== Raw records ==

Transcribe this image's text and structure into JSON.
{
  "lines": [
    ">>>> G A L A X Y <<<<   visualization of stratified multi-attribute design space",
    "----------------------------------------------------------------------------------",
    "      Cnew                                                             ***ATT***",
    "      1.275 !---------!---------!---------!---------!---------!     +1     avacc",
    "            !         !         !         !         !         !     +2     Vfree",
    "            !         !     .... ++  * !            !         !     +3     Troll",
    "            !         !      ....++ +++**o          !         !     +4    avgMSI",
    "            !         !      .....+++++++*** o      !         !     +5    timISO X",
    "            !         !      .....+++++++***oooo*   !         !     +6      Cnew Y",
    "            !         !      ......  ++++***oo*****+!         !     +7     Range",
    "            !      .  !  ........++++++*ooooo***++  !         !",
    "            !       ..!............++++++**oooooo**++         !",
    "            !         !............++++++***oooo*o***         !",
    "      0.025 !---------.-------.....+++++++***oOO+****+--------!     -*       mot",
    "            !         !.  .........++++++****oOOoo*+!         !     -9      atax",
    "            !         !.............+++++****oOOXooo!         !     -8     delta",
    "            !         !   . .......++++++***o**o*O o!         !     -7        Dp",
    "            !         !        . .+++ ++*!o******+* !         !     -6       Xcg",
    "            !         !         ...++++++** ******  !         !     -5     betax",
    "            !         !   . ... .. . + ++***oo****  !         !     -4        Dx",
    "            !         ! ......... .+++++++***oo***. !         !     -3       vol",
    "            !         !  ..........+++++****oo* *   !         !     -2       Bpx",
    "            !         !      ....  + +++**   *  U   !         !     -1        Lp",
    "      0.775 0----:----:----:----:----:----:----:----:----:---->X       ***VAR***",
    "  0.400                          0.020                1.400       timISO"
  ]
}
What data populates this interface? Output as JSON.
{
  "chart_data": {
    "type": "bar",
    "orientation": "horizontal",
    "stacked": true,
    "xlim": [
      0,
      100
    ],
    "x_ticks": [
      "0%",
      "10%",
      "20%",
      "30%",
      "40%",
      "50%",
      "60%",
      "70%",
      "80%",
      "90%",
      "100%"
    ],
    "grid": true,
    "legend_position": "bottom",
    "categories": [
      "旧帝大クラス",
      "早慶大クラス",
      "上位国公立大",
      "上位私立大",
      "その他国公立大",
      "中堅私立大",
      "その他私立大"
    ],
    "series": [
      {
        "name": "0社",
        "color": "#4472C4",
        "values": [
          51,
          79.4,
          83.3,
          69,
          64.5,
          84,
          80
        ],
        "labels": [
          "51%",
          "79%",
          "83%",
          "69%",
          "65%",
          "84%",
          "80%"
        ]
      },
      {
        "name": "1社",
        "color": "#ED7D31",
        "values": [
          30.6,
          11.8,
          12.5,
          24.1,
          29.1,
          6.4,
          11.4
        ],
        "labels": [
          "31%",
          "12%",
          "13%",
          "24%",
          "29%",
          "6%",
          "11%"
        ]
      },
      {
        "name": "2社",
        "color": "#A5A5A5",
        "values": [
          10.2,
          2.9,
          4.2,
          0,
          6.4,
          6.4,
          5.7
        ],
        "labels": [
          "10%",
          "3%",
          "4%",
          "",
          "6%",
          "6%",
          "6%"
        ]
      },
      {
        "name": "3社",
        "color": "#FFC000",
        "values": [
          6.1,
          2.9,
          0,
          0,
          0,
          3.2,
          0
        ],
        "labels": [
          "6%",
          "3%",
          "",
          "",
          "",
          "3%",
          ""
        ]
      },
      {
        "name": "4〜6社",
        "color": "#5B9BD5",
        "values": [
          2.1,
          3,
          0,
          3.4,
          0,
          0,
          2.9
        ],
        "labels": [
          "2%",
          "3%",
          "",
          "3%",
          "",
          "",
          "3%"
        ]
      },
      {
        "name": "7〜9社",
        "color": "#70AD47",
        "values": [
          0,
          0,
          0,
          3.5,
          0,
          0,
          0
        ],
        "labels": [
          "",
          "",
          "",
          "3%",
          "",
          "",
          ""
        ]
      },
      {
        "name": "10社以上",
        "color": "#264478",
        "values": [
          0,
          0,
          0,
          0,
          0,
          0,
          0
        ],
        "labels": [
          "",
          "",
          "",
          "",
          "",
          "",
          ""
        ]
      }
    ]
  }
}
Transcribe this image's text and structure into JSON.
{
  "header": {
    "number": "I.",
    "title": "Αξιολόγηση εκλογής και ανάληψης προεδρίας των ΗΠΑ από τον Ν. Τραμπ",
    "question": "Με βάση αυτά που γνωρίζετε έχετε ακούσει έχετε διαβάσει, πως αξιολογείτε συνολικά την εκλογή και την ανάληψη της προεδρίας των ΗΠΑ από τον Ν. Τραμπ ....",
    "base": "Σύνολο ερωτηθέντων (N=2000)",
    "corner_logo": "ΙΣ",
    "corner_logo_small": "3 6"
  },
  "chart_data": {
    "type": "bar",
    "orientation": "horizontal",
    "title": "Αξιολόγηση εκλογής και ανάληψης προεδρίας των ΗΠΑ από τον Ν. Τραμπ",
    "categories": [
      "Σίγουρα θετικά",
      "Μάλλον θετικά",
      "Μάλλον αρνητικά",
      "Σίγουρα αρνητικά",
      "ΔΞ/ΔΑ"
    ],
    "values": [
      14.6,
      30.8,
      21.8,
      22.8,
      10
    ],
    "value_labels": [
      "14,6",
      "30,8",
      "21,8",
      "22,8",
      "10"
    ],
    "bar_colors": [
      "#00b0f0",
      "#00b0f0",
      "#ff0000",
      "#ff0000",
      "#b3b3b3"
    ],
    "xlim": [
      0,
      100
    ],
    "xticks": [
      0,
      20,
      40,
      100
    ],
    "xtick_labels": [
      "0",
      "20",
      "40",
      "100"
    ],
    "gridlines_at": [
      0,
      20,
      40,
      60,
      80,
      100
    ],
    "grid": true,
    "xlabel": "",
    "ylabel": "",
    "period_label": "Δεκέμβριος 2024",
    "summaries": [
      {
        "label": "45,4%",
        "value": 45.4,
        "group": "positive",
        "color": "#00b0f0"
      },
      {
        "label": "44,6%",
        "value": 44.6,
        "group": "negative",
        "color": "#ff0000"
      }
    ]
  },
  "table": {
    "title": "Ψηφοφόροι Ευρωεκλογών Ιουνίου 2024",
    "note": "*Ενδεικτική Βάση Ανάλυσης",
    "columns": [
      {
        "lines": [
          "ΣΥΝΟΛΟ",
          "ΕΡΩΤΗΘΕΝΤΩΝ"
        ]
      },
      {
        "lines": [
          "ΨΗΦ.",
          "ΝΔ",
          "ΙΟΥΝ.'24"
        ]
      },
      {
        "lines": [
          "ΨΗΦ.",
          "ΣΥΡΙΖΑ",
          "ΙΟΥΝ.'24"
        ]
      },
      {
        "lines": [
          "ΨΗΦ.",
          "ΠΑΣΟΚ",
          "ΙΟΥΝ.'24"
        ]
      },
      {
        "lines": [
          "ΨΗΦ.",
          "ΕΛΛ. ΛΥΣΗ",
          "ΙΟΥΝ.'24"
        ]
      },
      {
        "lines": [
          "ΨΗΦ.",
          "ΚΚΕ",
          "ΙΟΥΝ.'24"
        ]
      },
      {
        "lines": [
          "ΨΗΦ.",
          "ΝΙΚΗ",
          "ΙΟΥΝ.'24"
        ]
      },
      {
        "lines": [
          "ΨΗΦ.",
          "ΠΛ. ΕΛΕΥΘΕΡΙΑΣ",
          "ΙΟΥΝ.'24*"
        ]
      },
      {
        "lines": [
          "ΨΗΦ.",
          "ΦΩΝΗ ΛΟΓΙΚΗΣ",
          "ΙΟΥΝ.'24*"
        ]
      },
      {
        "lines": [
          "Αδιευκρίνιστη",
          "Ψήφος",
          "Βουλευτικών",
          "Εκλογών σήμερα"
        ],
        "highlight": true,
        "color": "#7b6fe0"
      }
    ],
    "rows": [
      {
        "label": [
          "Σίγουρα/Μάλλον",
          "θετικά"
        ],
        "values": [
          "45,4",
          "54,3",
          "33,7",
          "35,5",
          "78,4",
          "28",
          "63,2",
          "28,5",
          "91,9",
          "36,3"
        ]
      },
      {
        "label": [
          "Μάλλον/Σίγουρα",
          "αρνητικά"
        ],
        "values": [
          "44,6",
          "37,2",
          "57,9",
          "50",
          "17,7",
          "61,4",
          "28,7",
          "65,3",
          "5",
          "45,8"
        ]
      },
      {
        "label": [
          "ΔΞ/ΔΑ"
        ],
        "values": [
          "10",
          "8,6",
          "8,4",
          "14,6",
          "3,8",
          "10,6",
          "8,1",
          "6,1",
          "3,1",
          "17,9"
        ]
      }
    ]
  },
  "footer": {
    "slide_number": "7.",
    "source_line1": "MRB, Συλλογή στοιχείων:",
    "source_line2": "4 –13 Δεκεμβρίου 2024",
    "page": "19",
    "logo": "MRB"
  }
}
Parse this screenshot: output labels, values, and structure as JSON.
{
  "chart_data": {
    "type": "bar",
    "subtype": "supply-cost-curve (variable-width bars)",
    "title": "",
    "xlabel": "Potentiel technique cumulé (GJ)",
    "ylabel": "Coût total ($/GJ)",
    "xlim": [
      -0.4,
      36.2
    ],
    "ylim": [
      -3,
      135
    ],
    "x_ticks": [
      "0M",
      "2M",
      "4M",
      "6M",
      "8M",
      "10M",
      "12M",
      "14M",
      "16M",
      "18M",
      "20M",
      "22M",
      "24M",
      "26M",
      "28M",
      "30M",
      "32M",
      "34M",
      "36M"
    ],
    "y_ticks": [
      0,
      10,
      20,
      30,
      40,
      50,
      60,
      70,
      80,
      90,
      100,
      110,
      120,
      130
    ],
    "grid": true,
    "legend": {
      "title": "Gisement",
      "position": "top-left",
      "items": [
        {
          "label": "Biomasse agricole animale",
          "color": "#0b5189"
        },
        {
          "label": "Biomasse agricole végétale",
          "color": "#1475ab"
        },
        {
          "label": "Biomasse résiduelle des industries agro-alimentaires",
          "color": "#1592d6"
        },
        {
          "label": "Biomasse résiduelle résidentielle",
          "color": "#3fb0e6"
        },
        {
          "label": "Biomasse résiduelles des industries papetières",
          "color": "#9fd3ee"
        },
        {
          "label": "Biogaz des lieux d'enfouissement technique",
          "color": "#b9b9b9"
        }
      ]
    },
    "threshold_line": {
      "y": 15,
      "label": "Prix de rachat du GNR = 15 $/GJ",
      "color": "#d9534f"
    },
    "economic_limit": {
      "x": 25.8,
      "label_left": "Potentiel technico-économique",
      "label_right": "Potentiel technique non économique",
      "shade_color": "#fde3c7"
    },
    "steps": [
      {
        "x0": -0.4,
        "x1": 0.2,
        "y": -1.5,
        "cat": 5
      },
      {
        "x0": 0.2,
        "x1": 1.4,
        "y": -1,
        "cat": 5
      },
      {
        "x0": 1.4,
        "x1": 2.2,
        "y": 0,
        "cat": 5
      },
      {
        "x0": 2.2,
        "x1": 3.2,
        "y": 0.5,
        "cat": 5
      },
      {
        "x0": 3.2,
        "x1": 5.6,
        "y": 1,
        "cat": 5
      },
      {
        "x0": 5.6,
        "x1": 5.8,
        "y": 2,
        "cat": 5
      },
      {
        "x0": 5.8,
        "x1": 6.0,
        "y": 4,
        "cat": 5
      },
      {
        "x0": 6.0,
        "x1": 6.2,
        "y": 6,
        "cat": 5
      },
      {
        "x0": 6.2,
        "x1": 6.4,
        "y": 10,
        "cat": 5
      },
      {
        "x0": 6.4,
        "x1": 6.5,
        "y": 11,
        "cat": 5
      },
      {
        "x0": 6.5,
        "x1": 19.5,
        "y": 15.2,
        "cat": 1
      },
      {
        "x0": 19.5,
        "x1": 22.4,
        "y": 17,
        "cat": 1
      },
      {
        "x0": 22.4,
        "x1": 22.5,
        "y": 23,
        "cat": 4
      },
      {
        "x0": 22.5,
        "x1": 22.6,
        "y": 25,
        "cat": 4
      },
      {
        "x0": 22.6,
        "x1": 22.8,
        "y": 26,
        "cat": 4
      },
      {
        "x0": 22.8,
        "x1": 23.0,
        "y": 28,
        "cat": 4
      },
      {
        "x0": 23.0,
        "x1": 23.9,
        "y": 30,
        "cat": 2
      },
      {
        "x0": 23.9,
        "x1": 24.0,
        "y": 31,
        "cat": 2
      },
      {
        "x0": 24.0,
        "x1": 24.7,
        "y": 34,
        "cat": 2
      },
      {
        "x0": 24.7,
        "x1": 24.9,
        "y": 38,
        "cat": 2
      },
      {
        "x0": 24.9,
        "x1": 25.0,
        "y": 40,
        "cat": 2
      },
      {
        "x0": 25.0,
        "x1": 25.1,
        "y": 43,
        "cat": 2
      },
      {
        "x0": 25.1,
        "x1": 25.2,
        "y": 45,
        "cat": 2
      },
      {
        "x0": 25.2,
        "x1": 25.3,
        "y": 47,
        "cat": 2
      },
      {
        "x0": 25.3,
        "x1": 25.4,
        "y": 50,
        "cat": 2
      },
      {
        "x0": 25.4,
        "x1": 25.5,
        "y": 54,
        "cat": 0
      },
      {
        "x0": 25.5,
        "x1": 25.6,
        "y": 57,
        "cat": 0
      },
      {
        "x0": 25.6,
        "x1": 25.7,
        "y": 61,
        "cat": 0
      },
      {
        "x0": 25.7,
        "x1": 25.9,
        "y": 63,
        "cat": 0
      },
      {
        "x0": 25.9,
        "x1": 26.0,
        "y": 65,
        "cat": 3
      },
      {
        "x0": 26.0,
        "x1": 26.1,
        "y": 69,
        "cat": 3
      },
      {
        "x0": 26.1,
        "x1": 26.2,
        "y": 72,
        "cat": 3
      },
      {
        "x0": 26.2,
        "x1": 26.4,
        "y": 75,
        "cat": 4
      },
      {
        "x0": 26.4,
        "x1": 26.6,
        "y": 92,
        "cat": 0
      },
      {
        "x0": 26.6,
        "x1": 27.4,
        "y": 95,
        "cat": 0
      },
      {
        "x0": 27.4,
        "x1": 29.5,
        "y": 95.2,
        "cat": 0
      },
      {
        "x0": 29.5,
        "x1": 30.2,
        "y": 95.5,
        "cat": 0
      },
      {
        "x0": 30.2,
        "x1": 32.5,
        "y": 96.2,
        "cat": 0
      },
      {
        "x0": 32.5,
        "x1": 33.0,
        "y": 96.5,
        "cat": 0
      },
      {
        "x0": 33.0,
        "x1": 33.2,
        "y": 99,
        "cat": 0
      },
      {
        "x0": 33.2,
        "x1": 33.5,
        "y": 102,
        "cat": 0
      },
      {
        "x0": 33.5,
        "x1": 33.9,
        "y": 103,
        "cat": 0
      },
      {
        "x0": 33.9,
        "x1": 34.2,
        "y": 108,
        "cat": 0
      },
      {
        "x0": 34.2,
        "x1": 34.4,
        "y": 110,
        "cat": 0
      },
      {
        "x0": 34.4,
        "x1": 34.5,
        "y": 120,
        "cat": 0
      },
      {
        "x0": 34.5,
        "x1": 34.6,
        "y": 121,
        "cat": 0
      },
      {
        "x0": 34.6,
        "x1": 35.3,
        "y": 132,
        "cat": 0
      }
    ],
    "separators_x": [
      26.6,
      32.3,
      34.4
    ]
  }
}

===

Instructions to follow
Make a copy of each line that contains the string "title".

The solution
    "title": "Αξιολόγηση εκλογής και ανάληψης προεδρίας των ΗΠΑ από τον Ν. Τραμπ",
    "title": "Αξιολόγηση εκλογής και ανάληψης προεδρίας των ΗΠΑ από τον Ν. Τραμπ",
    "title": "Ψηφοφόροι Ευρωεκλογών Ιουνίου 2024",
    "title": "",
      "title": "Gisement",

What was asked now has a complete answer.